:: Records for this exercise

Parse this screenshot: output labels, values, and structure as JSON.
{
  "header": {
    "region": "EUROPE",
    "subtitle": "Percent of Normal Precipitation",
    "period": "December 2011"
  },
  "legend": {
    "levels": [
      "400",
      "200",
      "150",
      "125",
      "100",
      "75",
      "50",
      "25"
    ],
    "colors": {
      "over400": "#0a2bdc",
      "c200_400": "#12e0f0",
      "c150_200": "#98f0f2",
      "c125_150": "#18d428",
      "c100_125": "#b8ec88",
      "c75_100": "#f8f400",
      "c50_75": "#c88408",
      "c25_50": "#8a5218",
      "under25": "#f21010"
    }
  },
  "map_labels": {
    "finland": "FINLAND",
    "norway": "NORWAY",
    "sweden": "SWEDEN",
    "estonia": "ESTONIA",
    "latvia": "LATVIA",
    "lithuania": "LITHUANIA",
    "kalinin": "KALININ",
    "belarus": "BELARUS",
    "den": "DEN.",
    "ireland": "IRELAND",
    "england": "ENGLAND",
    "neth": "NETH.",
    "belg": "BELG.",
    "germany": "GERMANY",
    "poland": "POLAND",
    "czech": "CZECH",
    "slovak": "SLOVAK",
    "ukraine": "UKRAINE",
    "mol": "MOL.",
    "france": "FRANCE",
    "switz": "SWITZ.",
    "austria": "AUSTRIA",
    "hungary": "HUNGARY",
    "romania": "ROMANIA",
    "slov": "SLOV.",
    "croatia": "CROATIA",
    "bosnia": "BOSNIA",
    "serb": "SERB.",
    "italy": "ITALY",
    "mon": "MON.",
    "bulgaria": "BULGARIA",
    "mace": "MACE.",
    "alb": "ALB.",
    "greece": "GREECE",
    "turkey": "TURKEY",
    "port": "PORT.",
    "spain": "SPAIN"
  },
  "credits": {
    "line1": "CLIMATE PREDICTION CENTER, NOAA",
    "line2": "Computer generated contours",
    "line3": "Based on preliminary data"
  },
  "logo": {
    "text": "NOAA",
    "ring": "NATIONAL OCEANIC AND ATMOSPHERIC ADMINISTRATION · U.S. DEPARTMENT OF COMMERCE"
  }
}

::::

Return every line in the listing that contains the word "NOAA".

    "line1": "CLIMATE PREDICTION CENTER, NOAA",
    "text": "NOAA",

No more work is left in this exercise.